(RECORDS SUPPLIED begins)

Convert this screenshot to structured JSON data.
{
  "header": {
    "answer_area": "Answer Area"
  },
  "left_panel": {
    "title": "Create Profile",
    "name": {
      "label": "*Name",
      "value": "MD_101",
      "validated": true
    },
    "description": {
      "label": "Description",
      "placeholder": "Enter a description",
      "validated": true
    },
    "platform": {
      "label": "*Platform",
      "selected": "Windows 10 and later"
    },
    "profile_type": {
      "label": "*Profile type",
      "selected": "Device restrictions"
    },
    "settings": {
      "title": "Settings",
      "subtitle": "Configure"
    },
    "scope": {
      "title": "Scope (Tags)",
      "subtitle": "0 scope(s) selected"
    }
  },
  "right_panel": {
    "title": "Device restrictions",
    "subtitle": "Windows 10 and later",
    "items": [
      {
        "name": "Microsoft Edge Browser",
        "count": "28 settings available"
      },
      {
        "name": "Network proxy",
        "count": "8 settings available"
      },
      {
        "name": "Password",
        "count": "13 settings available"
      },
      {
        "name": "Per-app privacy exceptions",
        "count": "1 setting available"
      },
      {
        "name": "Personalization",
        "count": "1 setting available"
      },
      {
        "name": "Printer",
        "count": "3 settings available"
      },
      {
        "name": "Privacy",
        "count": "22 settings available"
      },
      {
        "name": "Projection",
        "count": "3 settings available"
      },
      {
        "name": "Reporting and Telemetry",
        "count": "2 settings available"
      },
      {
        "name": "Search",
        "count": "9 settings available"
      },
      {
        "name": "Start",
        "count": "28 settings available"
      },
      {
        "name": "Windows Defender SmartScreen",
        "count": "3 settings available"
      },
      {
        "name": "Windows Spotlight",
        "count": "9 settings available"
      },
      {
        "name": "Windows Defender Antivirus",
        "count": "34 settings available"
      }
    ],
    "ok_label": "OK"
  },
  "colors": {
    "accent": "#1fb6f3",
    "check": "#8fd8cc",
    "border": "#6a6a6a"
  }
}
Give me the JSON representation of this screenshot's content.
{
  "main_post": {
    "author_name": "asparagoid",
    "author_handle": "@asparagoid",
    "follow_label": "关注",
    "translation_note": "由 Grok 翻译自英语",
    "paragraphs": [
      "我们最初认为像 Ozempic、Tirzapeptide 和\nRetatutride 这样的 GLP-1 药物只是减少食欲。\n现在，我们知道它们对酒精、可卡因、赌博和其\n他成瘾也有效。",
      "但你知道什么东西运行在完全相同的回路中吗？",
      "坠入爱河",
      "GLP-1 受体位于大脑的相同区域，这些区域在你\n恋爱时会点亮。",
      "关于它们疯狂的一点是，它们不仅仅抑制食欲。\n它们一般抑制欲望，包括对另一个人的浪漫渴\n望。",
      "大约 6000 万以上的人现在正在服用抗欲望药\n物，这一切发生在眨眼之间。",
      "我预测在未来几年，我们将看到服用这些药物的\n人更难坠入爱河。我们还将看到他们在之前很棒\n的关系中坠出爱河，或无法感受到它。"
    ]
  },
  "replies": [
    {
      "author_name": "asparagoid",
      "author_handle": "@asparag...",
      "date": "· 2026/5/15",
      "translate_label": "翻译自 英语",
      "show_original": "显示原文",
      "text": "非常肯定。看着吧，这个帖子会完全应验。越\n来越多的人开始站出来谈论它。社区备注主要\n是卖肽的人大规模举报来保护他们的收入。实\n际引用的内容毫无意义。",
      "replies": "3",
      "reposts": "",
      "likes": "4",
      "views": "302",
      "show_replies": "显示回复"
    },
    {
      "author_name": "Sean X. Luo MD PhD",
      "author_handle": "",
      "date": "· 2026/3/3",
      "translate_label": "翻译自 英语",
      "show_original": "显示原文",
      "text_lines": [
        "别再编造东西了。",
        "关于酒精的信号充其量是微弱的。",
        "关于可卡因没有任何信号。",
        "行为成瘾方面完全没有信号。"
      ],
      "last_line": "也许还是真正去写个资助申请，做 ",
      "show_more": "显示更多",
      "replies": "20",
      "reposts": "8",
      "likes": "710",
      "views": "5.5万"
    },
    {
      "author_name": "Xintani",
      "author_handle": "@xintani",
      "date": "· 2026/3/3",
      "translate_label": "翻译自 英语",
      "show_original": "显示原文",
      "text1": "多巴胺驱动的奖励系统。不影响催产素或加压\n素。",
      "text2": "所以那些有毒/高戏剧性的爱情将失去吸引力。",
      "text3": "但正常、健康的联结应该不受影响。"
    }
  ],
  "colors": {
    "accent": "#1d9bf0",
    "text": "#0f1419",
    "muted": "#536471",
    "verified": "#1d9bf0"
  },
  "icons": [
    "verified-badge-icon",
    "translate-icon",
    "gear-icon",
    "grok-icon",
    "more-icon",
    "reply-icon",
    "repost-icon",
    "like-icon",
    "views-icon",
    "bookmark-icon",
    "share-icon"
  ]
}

(RECORDS SUPPLIED ends)

The answer must be every line from the entries above that holds the string "Windows".

* [RESULT FOR THIS TASK]:
      "selected": "Windows 10 and later"
    "subtitle": "Windows 10 and later",
        "name": "Windows Defender SmartScreen",
        "name": "Windows Spotlight",
        "name": "Windows Defender Antivirus",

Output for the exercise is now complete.